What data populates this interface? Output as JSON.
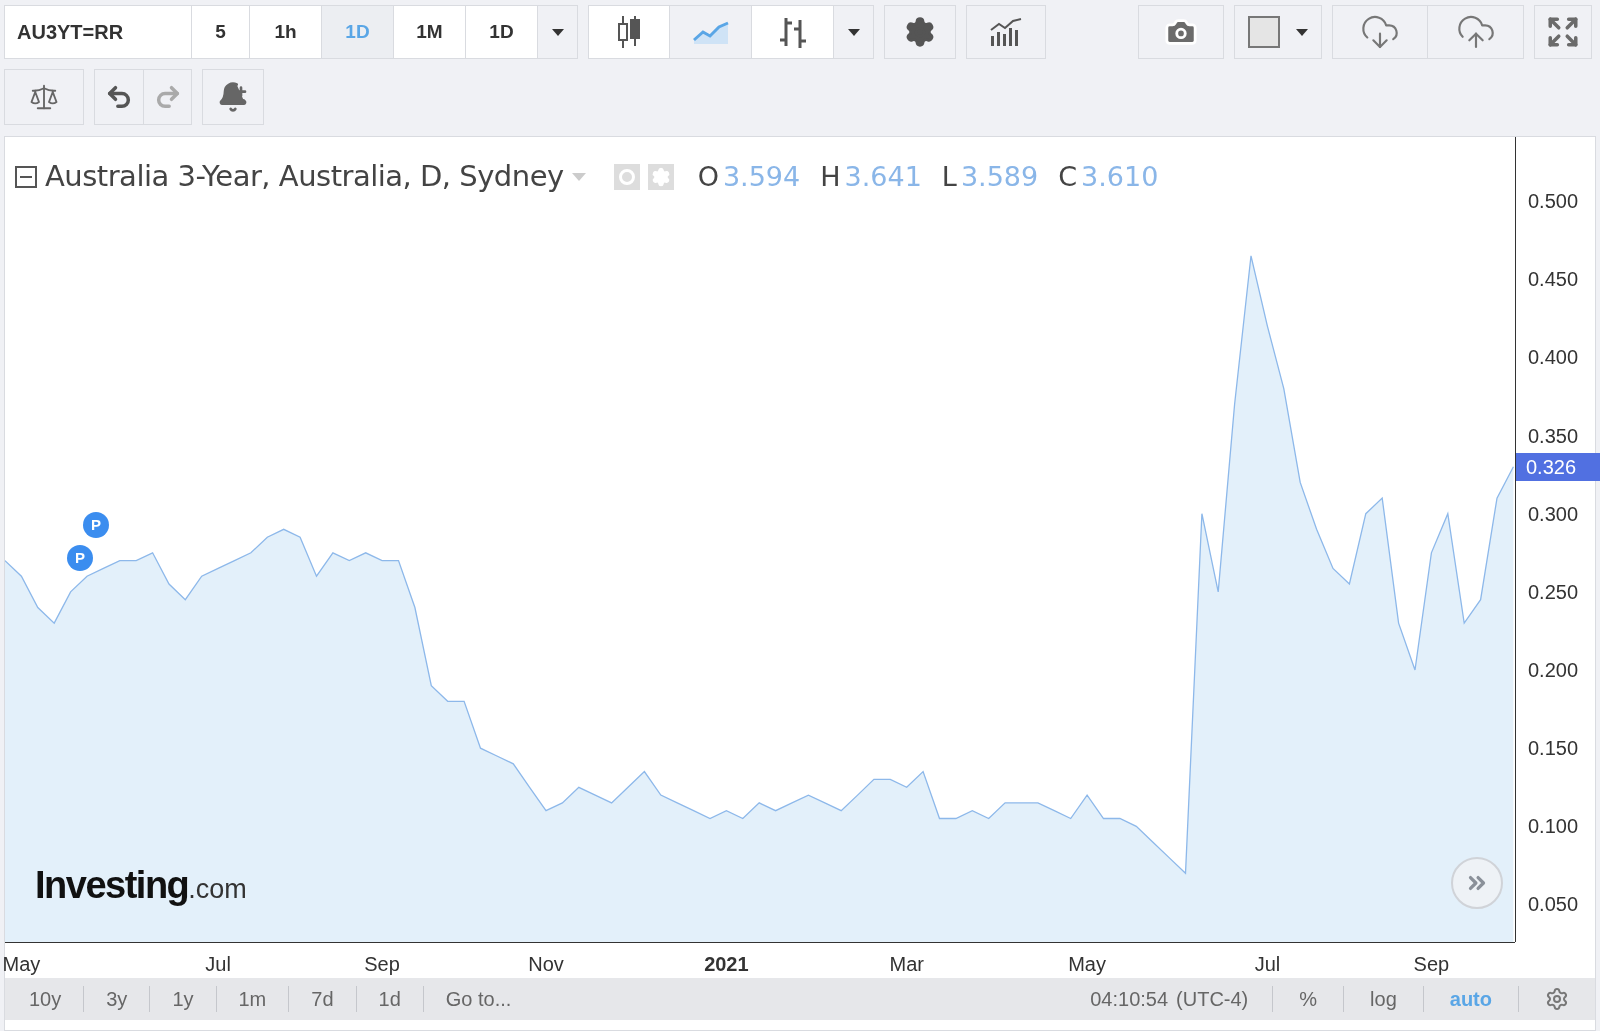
{
  "toolbar": {
    "symbol": "AU3YT=RR",
    "intervals": [
      {
        "label": "5",
        "selected": false
      },
      {
        "label": "1h",
        "selected": false
      },
      {
        "label": "1D",
        "selected": true
      },
      {
        "label": "1M",
        "selected": false
      },
      {
        "label": "1D",
        "selected": false
      }
    ],
    "chart_types": [
      {
        "kind": "candles",
        "selected": false
      },
      {
        "kind": "area",
        "selected": true
      },
      {
        "kind": "bars",
        "selected": false
      }
    ]
  },
  "second_row": {
    "redo_disabled": true
  },
  "legend": {
    "title": "Australia 3-Year, Australia, D, Sydney",
    "ohlc": [
      {
        "key": "O",
        "value": "3.594"
      },
      {
        "key": "H",
        "value": "3.641"
      },
      {
        "key": "L",
        "value": "3.589"
      },
      {
        "key": "C",
        "value": "3.610"
      }
    ]
  },
  "markers": [
    {
      "label": "P"
    },
    {
      "label": "P"
    }
  ],
  "logo": {
    "name": "Investing",
    "suffix": ".com"
  },
  "last_price": "0.326",
  "chart_data": {
    "type": "area",
    "categories": [
      null,
      "May",
      null,
      null,
      null,
      null,
      null,
      null,
      null,
      null,
      null,
      null,
      null,
      "Jul",
      null,
      null,
      null,
      null,
      null,
      null,
      null,
      null,
      null,
      "Sep",
      null,
      null,
      null,
      null,
      null,
      null,
      null,
      null,
      null,
      "Nov",
      null,
      null,
      null,
      null,
      null,
      null,
      null,
      null,
      null,
      null,
      "2021",
      null,
      null,
      null,
      null,
      null,
      null,
      null,
      null,
      null,
      null,
      "Mar",
      null,
      null,
      null,
      null,
      null,
      null,
      null,
      null,
      null,
      null,
      "May",
      null,
      null,
      null,
      null,
      null,
      null,
      null,
      null,
      null,
      null,
      "Jul",
      null,
      null,
      null,
      null,
      null,
      null,
      null,
      null,
      null,
      "Sep",
      null,
      null,
      null,
      null,
      null
    ],
    "series": [
      {
        "color": "#8db8ea",
        "values": [
          0.27,
          0.26,
          0.24,
          0.23,
          0.25,
          0.26,
          0.265,
          0.27,
          0.27,
          0.275,
          0.255,
          0.245,
          0.26,
          0.265,
          0.27,
          0.275,
          0.285,
          0.29,
          0.285,
          0.26,
          0.275,
          0.27,
          0.275,
          0.27,
          0.27,
          0.24,
          0.19,
          0.18,
          0.18,
          0.15,
          0.145,
          0.14,
          0.125,
          0.11,
          0.115,
          0.125,
          0.12,
          0.115,
          0.125,
          0.135,
          0.12,
          0.115,
          0.11,
          0.105,
          0.11,
          0.105,
          0.115,
          0.11,
          0.115,
          0.12,
          0.115,
          0.11,
          0.12,
          0.13,
          0.13,
          0.125,
          0.135,
          0.105,
          0.105,
          0.11,
          0.105,
          0.115,
          0.115,
          0.115,
          0.11,
          0.105,
          0.12,
          0.105,
          0.105,
          0.1,
          0.09,
          0.08,
          0.07,
          0.3,
          0.25,
          0.37,
          0.465,
          0.42,
          0.38,
          0.32,
          0.29,
          0.265,
          0.255,
          0.3,
          0.31,
          0.23,
          0.2,
          0.275,
          0.3,
          0.23,
          0.245,
          0.31,
          0.33
        ]
      }
    ],
    "ylim": [
      0.026,
      0.541
    ],
    "yticks": [
      {
        "value": 0.05,
        "label": "0.050"
      },
      {
        "value": 0.1,
        "label": "0.100"
      },
      {
        "value": 0.15,
        "label": "0.150"
      },
      {
        "value": 0.2,
        "label": "0.200"
      },
      {
        "value": 0.25,
        "label": "0.250"
      },
      {
        "value": 0.3,
        "label": "0.300"
      },
      {
        "value": 0.35,
        "label": "0.350"
      },
      {
        "value": 0.4,
        "label": "0.400"
      },
      {
        "value": 0.45,
        "label": "0.450"
      },
      {
        "value": 0.5,
        "label": "0.500"
      }
    ]
  },
  "bottom_bar": {
    "ranges": [
      "10y",
      "3y",
      "1y",
      "1m",
      "7d",
      "1d",
      "Go to..."
    ],
    "time": "04:10:54",
    "timezone": "(UTC-4)",
    "scale_options": [
      {
        "label": "%",
        "selected": false
      },
      {
        "label": "log",
        "selected": false
      },
      {
        "label": "auto",
        "selected": true
      }
    ]
  }
}
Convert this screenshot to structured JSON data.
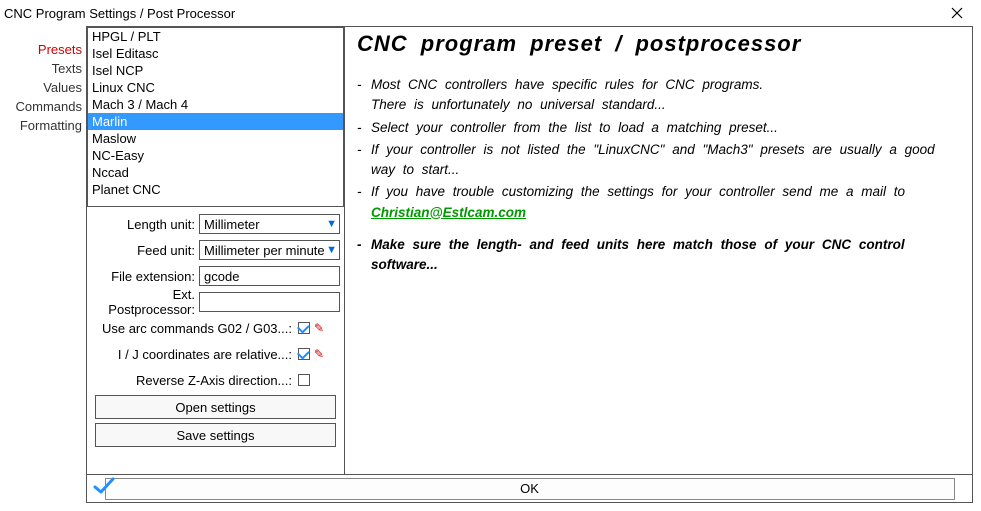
{
  "window": {
    "title": "CNC Program Settings / Post Processor"
  },
  "tabs": [
    {
      "label": "Presets",
      "active": true
    },
    {
      "label": "Texts",
      "active": false
    },
    {
      "label": "Values",
      "active": false
    },
    {
      "label": "Commands",
      "active": false
    },
    {
      "label": "Formatting",
      "active": false
    }
  ],
  "presets": {
    "items": [
      "HPGL / PLT",
      "Isel Editasc",
      "Isel NCP",
      "Linux CNC",
      "Mach 3 / Mach 4",
      "Marlin",
      "Maslow",
      "NC-Easy",
      "Nccad",
      "Planet CNC"
    ],
    "selected_index": 5
  },
  "form": {
    "length_unit_label": "Length unit:",
    "length_unit_value": "Millimeter",
    "feed_unit_label": "Feed unit:",
    "feed_unit_value": "Millimeter per minute",
    "file_ext_label": "File extension:",
    "file_ext_value": "gcode",
    "ext_pp_label": "Ext. Postprocessor:",
    "ext_pp_value": "",
    "use_arc_label": "Use arc commands G02 / G03...:",
    "use_arc_checked": true,
    "ij_rel_label": "I / J coordinates are relative...:",
    "ij_rel_checked": true,
    "rev_z_label": "Reverse Z-Axis direction...:",
    "rev_z_checked": false
  },
  "buttons": {
    "open_settings": "Open settings",
    "save_settings": "Save settings",
    "ok": "OK"
  },
  "help": {
    "title": "CNC program preset / postprocessor",
    "lines": {
      "l1a": "Most CNC controllers have specific rules for CNC programs.",
      "l1b": "There is unfortunately  no universal standard...",
      "l2": "Select your controller from the list to load a matching  preset...",
      "l3": "If your controller is not listed the \"LinuxCNC\"  and \"Mach3\"  presets are usually a good way to start...",
      "l4a": "If you have trouble customizing  the settings  for your controller send me a mail to",
      "email": "Christian@Estlcam.com",
      "l5": "Make sure the length-  and feed units here match  those of your CNC control software..."
    }
  }
}
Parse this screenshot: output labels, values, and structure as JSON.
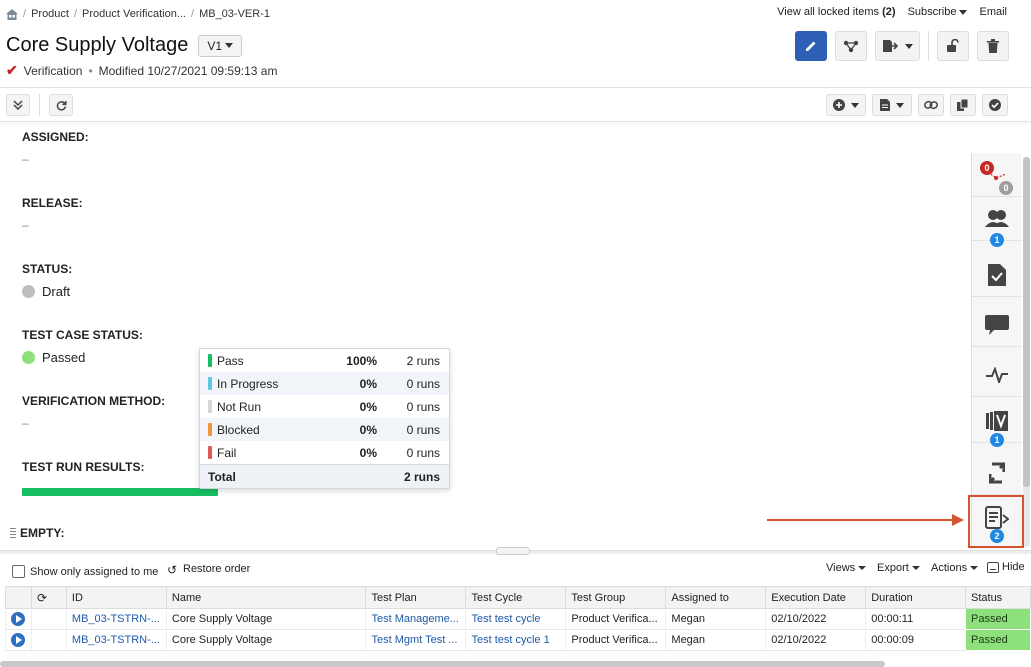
{
  "breadcrumb": [
    "Product",
    "Product Verification...",
    "MB_03-VER-1"
  ],
  "top_links": {
    "locked_prefix": "View all locked items",
    "locked_count": "(2)",
    "subscribe": "Subscribe",
    "email": "Email"
  },
  "header": {
    "title": "Core Supply Voltage",
    "version": "V1",
    "type": "Verification",
    "modified": "Modified 10/27/2021 09:59:13 am"
  },
  "fields": {
    "assigned_label": "ASSIGNED:",
    "assigned_value": "–",
    "release_label": "RELEASE:",
    "release_value": "–",
    "status_label": "STATUS:",
    "status_value": "Draft",
    "tcs_label": "TEST CASE STATUS:",
    "tcs_value": "Passed",
    "vm_label": "VERIFICATION METHOD:",
    "vm_value": "–",
    "trr_label": "TEST RUN RESULTS:",
    "trr_progress_pct": 100,
    "empty_label": "EMPTY:"
  },
  "popup": {
    "rows": [
      {
        "name": "Pass",
        "pct": "100%",
        "runs": "2 runs",
        "color": "#17bf63"
      },
      {
        "name": "In Progress",
        "pct": "0%",
        "runs": "0 runs",
        "color": "#5bc8e0"
      },
      {
        "name": "Not Run",
        "pct": "0%",
        "runs": "0 runs",
        "color": "#d6d6d6"
      },
      {
        "name": "Blocked",
        "pct": "0%",
        "runs": "0 runs",
        "color": "#f0963c"
      },
      {
        "name": "Fail",
        "pct": "0%",
        "runs": "0 runs",
        "color": "#e05a5a"
      }
    ],
    "total_label": "Total",
    "total_runs": "2 runs"
  },
  "sidebar": {
    "badges": {
      "trace_upstream": "0",
      "trace_downstream": "0",
      "users": "1",
      "versions": "1",
      "test_runs": "2"
    }
  },
  "bottom": {
    "show_only_assigned": "Show only assigned to me",
    "restore_order": "Restore order",
    "views": "Views",
    "export": "Export",
    "actions": "Actions",
    "hide": "Hide",
    "columns": [
      "",
      "",
      "ID",
      "Name",
      "Test Plan",
      "Test Cycle",
      "Test Group",
      "Assigned to",
      "Execution Date",
      "Duration",
      "Status"
    ],
    "rows": [
      {
        "id": "MB_03-TSTRN-...",
        "name": "Core Supply Voltage",
        "plan": "Test Manageme...",
        "cycle": "Test test cycle",
        "group": "Product Verifica...",
        "assigned": "Megan",
        "date": "02/10/2022",
        "duration": "00:00:11",
        "status": "Passed"
      },
      {
        "id": "MB_03-TSTRN-...",
        "name": "Core Supply Voltage",
        "plan": "Test Mgmt Test ...",
        "cycle": "Test test cycle 1",
        "group": "Product Verifica...",
        "assigned": "Megan",
        "date": "02/10/2022",
        "duration": "00:00:09",
        "status": "Passed"
      }
    ]
  },
  "colors": {
    "accent": "#2e5fb7",
    "highlight": "#d35432",
    "passed": "#8ee07c"
  }
}
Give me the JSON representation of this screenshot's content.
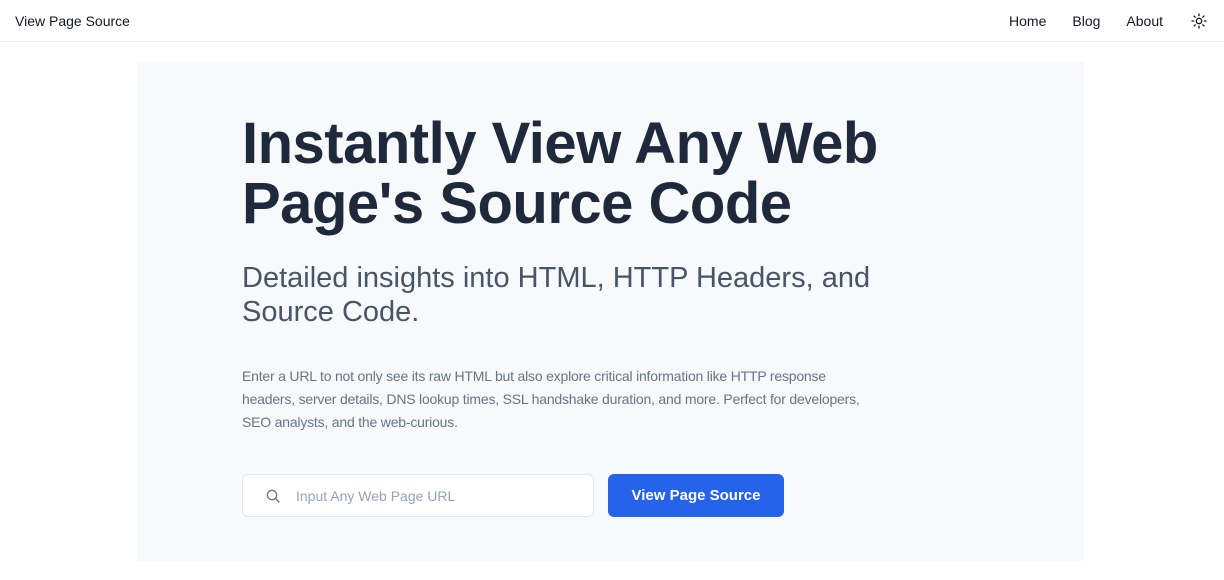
{
  "navbar": {
    "brand": "View Page Source",
    "links": [
      "Home",
      "Blog",
      "About"
    ],
    "theme_icon": "sun-icon"
  },
  "hero": {
    "title": "Instantly View Any Web Page's Source Code",
    "subtitle": "Detailed insights into HTML, HTTP Headers, and Source Code.",
    "description": "Enter a URL to not only see its raw HTML but also explore critical information like HTTP response headers, server details, DNS lookup times, SSL handshake duration, and more. Perfect for developers, SEO analysts, and the web-curious.",
    "search": {
      "placeholder": "Input Any Web Page URL",
      "value": "",
      "icon": "search-icon"
    },
    "submit_label": "View Page Source"
  },
  "colors": {
    "accent": "#2563eb",
    "hero_bg": "#f8f9fb",
    "title": "#1e293b"
  }
}
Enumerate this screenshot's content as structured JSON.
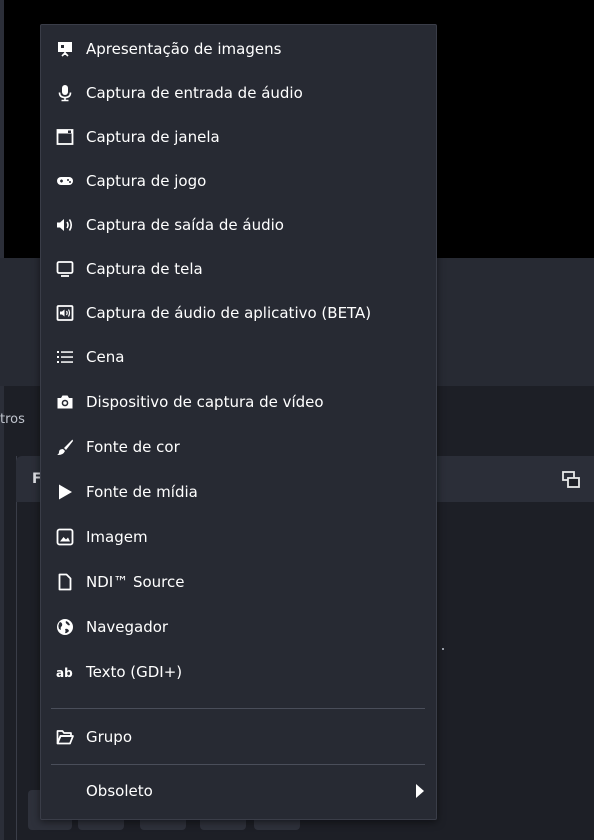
{
  "background": {
    "filter_label_fragment": "tros",
    "sources_dock_title_fragment": "F"
  },
  "menu": {
    "items": [
      {
        "label": "Apresentação de imagens",
        "icon": "slideshow-icon"
      },
      {
        "label": "Captura de entrada de áudio",
        "icon": "microphone-icon"
      },
      {
        "label": "Captura de janela",
        "icon": "window-icon"
      },
      {
        "label": "Captura de jogo",
        "icon": "gamepad-icon"
      },
      {
        "label": "Captura de saída de áudio",
        "icon": "speaker-icon"
      },
      {
        "label": "Captura de tela",
        "icon": "monitor-icon"
      },
      {
        "label": "Captura de áudio de aplicativo (BETA)",
        "icon": "app-audio-icon"
      },
      {
        "label": "Cena",
        "icon": "list-icon"
      },
      {
        "label": "Dispositivo de captura de vídeo",
        "icon": "camera-icon"
      },
      {
        "label": "Fonte de cor",
        "icon": "paintbrush-icon"
      },
      {
        "label": "Fonte de mídia",
        "icon": "play-icon"
      },
      {
        "label": "Imagem",
        "icon": "image-icon"
      },
      {
        "label": "NDI™ Source",
        "icon": "file-icon"
      },
      {
        "label": "Navegador",
        "icon": "globe-icon"
      },
      {
        "label": "Texto (GDI+)",
        "icon": "text-icon"
      }
    ],
    "group": {
      "label": "Grupo",
      "icon": "folder-icon"
    },
    "deprecated": {
      "label": "Obsoleto",
      "icon": "submenu-arrow-icon"
    }
  },
  "colors": {
    "menu_background": "#272a33",
    "app_background": "#1d1f26",
    "preview_background": "#000000",
    "text": "#ffffff"
  }
}
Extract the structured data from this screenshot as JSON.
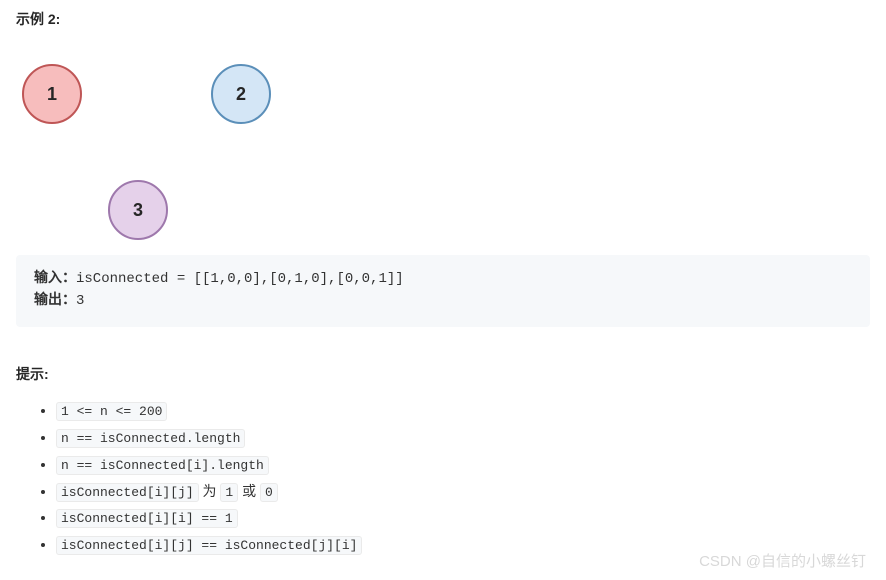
{
  "example": {
    "heading": "示例 2:",
    "nodes": {
      "n1": "1",
      "n2": "2",
      "n3": "3"
    },
    "input_label": "输入：",
    "input_value": "isConnected = [[1,0,0],[0,1,0],[0,0,1]]",
    "output_label": "输出：",
    "output_value": "3"
  },
  "hints_heading": "提示:",
  "hints": {
    "h0": "1 <= n <= 200",
    "h1": "n == isConnected.length",
    "h2": "n == isConnected[i].length",
    "h3_a": "isConnected[i][j]",
    "h3_mid": " 为 ",
    "h3_b": "1",
    "h3_or": " 或 ",
    "h3_c": "0",
    "h4": "isConnected[i][i] == 1",
    "h5": "isConnected[i][j] == isConnected[j][i]"
  },
  "watermark": "CSDN @自信的小螺丝钉"
}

The request: Pick out all the lines with the word "áudio" in them and copy them.

Full response:
        "label": "Captura de entrada de áudio",
        "label": "Captura de saída de áudio",
        "label": "Captura de áudio de aplicativo (BETA)",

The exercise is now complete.